Article:
^^^^^^^^^^^^^^^^
Low Maintenance Gardening
I would much rather create a new garden than maintain an older one. Fortunately, when I planned my existing gardens, I consciously used techniques to reduce the time and effort needed to maintain them. Now most of them are relatively self sufficient, leaving me time to plan new gardens.
Watering, pruning, weeding, cutting grass, fertilizing and insect control are typically the garden chores that take the most time. Sometimes the solution to the “To Do” list is simply to take chores off the list. Deciding to do less may also be better for your plants. For example, fertilizing and over watering encourages rapid, tender growth which entices deer, aphids and other hungry critters, or especially in the case of grass, mowing or cutting. Instead of blanketing everything with fertilizer or insecticides, I do it by exception based on special needs. For example, plants in containers and those with special nutritional needs such as berries, palms and citrus get a dose of specially formulated long lasting fertilizer once or twice a year. For the grass, rather than stimulating growth with high nitrogen fertilizers, I prefer extra phosphorus in the early fall to promote root development over the winter. For plants in garden beds, I spread compost or mulch, which adds nutrients, conserves moisture and suppresses weeds.
Another chore, particularly in the hot summer, is watering, but most plants, once established, can be trained to become tough if watered less frequently but deeply. Their roots will go deeper into the soil, searching for water rather than staying along the surface where it is hot and dry. Obviously, drought tolerant native plants and those from the Mediterranean require less attention and can better withstand the hot summers and wet winters, so my plant selections are primarily from those origins or those that love it here and are easy to grow.
Since grass needs to be watered frequently and requires regular cutting, I am gradually reducing the amount and limiting its use to areas where it functions as a path or play areas for the grandchildren and dogs. Keeping it alive through the hot summer requires a reliable irrigation system with an automatic timer. Because the water is likely to be applied overhead and subject to evaporation, early morning when it is cooler and less windy is the best time to apply supplemental water.
^^^^^^^^^^^^^^^^
Carry on the article about low-maintenance gardening above, picking up right after its final sentence.

Provided information:
^^^^^^^^^^^^^^^^
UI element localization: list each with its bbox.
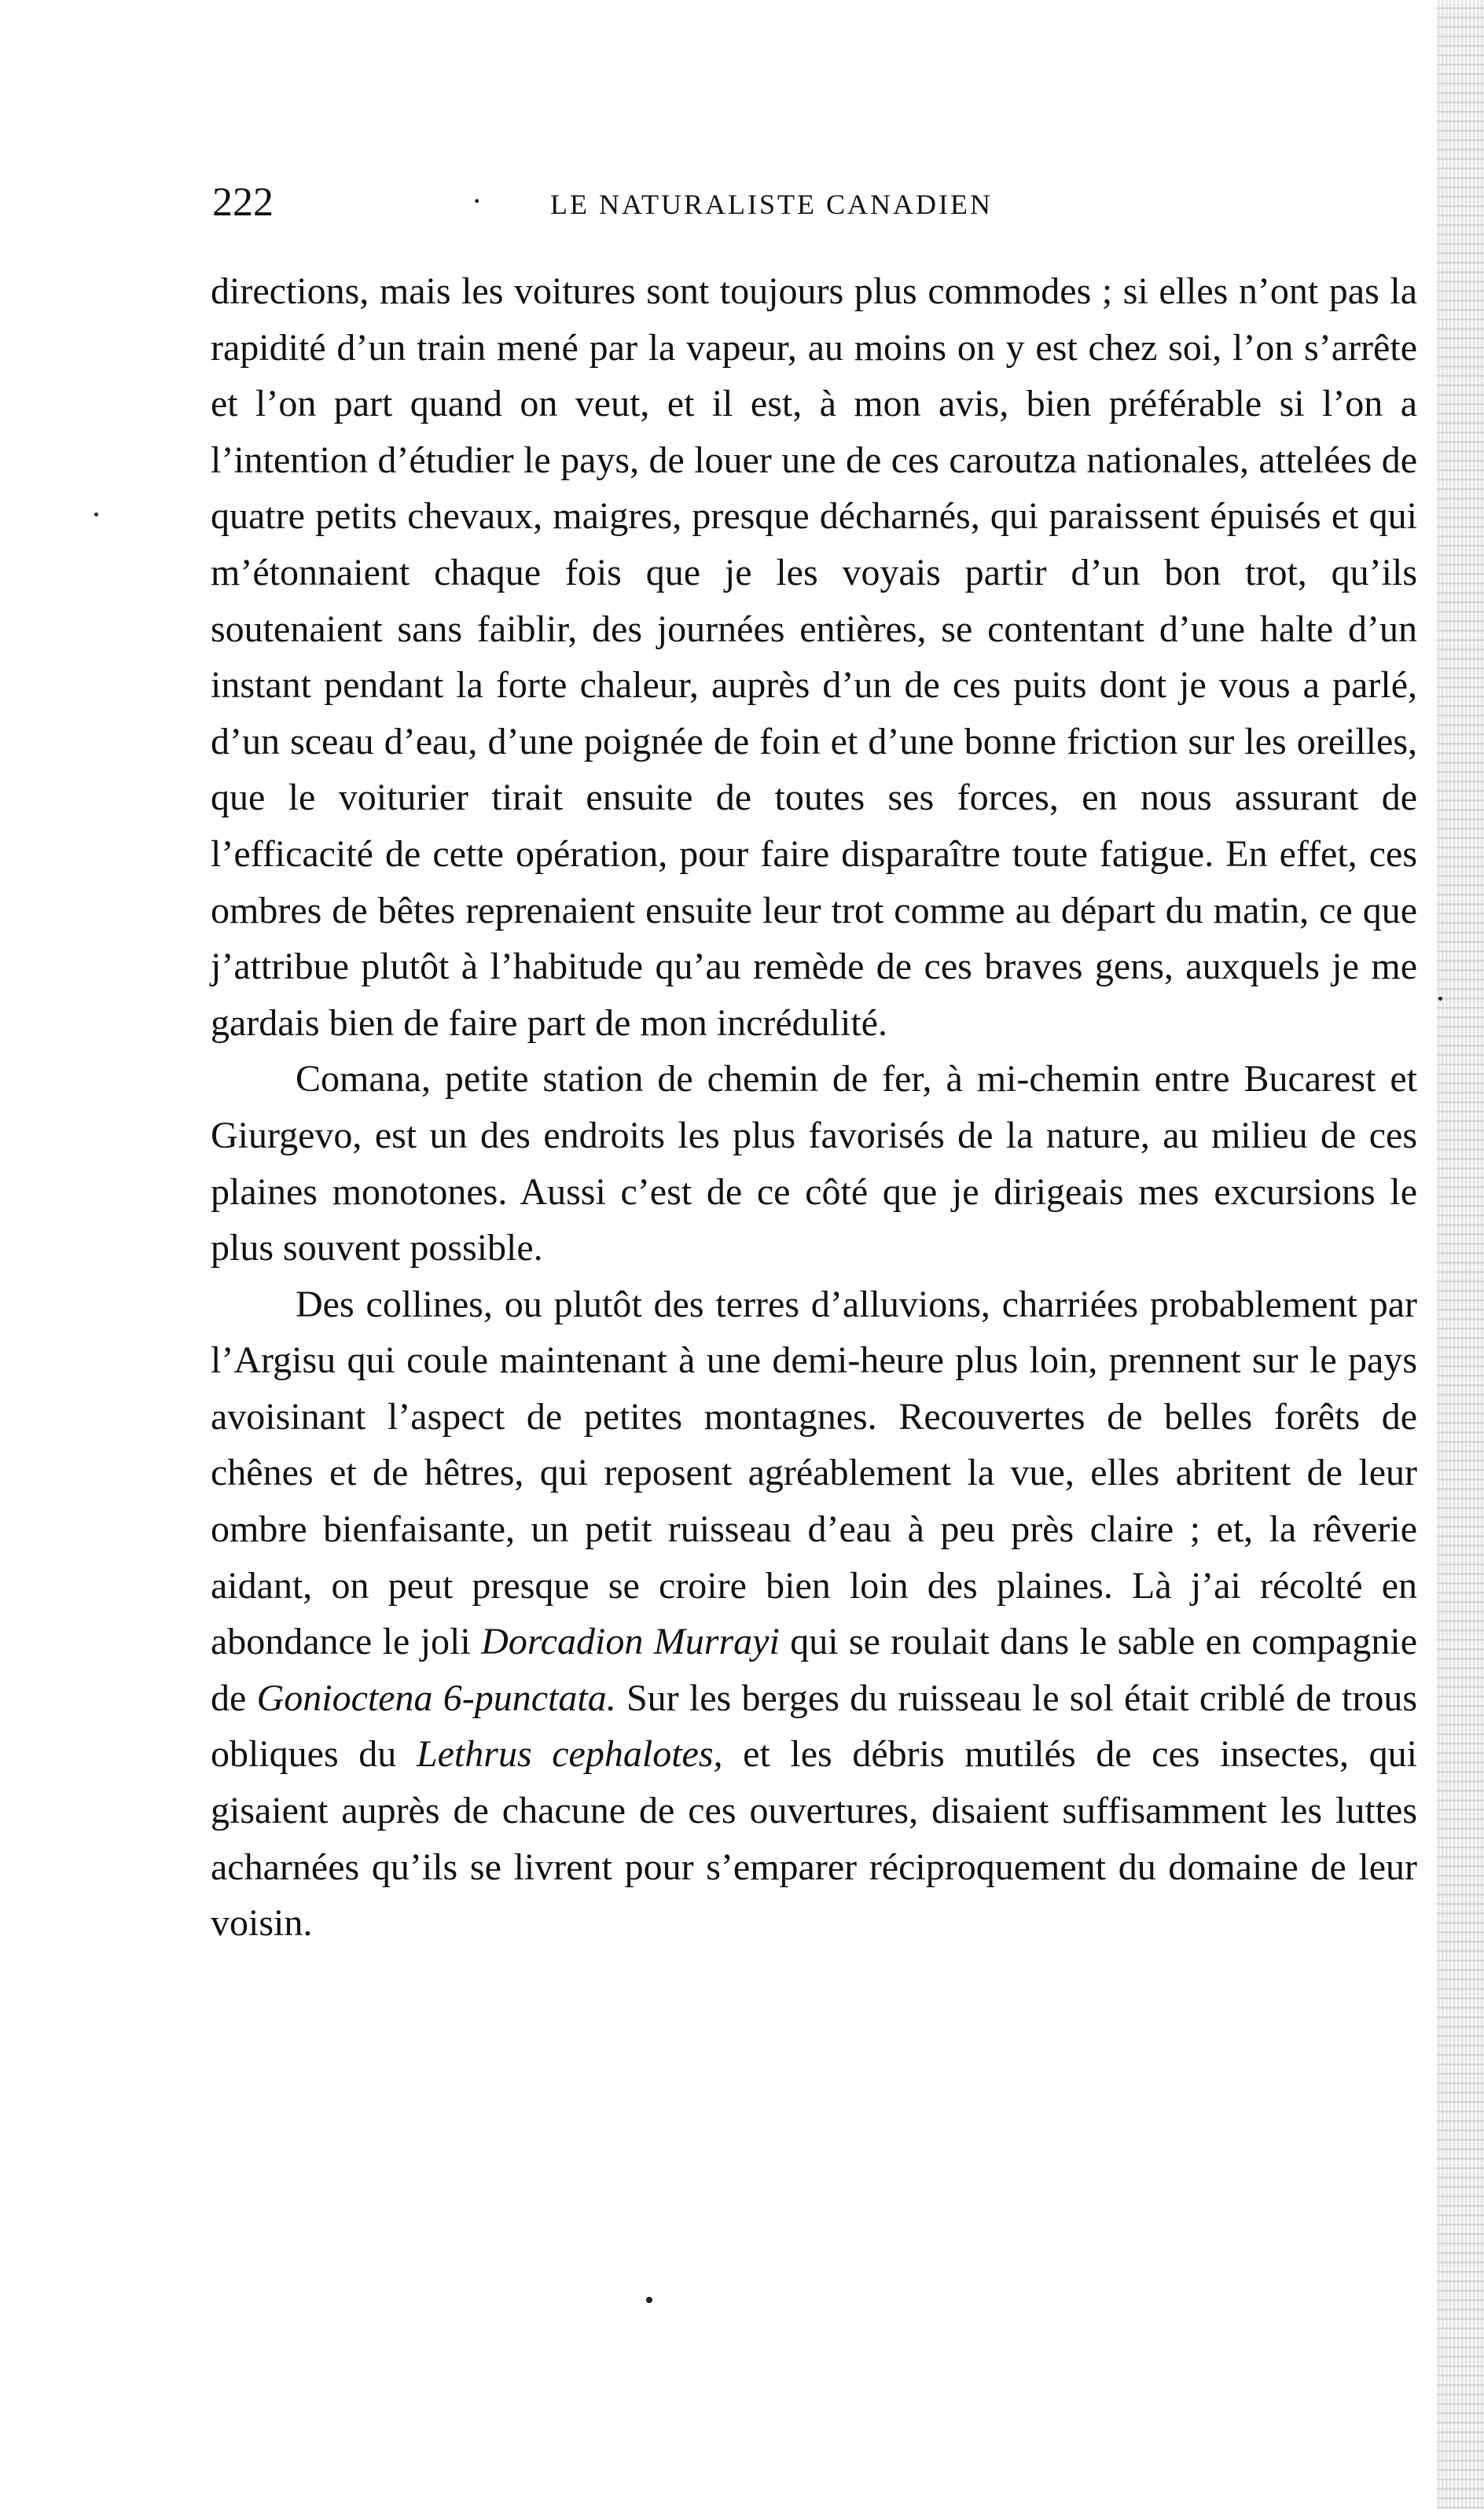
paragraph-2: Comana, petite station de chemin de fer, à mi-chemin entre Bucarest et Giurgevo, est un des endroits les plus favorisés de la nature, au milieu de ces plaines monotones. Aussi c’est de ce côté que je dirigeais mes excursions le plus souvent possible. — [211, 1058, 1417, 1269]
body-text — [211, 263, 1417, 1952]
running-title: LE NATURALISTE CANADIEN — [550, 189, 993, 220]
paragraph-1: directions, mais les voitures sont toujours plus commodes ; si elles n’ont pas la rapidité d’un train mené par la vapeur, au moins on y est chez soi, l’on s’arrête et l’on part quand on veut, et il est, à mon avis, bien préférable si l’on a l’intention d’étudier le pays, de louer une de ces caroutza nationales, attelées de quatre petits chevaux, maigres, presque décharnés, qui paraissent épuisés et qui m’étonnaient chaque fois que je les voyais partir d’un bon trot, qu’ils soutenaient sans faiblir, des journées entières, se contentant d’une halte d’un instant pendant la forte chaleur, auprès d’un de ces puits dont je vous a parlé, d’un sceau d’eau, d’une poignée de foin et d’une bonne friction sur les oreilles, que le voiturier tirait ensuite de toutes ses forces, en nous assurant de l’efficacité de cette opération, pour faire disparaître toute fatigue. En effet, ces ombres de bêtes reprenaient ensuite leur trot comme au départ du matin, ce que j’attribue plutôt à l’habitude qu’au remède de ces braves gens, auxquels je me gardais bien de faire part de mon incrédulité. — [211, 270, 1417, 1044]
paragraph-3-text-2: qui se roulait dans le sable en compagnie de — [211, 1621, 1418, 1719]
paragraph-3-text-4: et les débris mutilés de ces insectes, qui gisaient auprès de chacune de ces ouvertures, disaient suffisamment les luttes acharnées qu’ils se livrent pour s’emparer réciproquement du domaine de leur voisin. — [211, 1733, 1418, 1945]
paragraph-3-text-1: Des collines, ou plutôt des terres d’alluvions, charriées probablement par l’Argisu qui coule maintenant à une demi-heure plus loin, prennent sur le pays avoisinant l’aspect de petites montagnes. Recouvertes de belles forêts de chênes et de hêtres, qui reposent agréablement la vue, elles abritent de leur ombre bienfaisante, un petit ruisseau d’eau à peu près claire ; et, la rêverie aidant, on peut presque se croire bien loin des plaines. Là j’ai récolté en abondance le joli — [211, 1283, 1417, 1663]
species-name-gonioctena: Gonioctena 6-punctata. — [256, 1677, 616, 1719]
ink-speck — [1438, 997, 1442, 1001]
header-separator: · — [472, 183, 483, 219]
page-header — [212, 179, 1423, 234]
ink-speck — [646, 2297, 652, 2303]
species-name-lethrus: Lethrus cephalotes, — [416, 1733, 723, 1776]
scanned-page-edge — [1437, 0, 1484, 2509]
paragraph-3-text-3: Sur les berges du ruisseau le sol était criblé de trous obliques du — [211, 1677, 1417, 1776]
^^^^^^^^^^^^^^^^
Task answer:
Except for pruning for structural or fire prevention purposes, I do as little cutting as possible, preferring the natural shape of the plants and an informal rather than manicured look. Nothing is sheared and there are no perfectly clipped shrubs in my garden. It saves time and is better for the plants since each cut encourages a flurry of new growth.
When selecting plants, I also look for those that are self-cleaning to reduce deadheading and clean up. Some roses and oleanders have this feature. Other plants produce berries or interesting seedpods that add interest to the garden if left on the stalk through the winter. Cutting them back then becomes an annual rather than weekly chore. Among my favorites are ornamental grasses, crape myrtles, Jerusalem sage and roses that produce hips; and plants such as Russian sage, salvias, and gaura that bloom many months without extra attention. Larger plants, trees and shrubs incorporated into the landscape also reduce maintenance and are less time consuming than gardens containing just perennials or annuals.
But my biggest time saver is the method I use for weed control. When creating a new bed, I cover the area with newspaper and anchor it with mulch. The newspaper smothers and decays existing vegetation thereby adding nutrients while also retaining moisture in the soil. When the newspaper decays, my plants are usually large enough to smother most weeds. If not, I add another layer of newspaper in the trouble prone areas and cover it with mulch. Bare or disrupted soil encourages weed growth so I keep a thick layer of mulch covering my garden beds. Using a drip system, which takes water to only the roots of the plants and not the surrounding area, also slows down the spread of weeds.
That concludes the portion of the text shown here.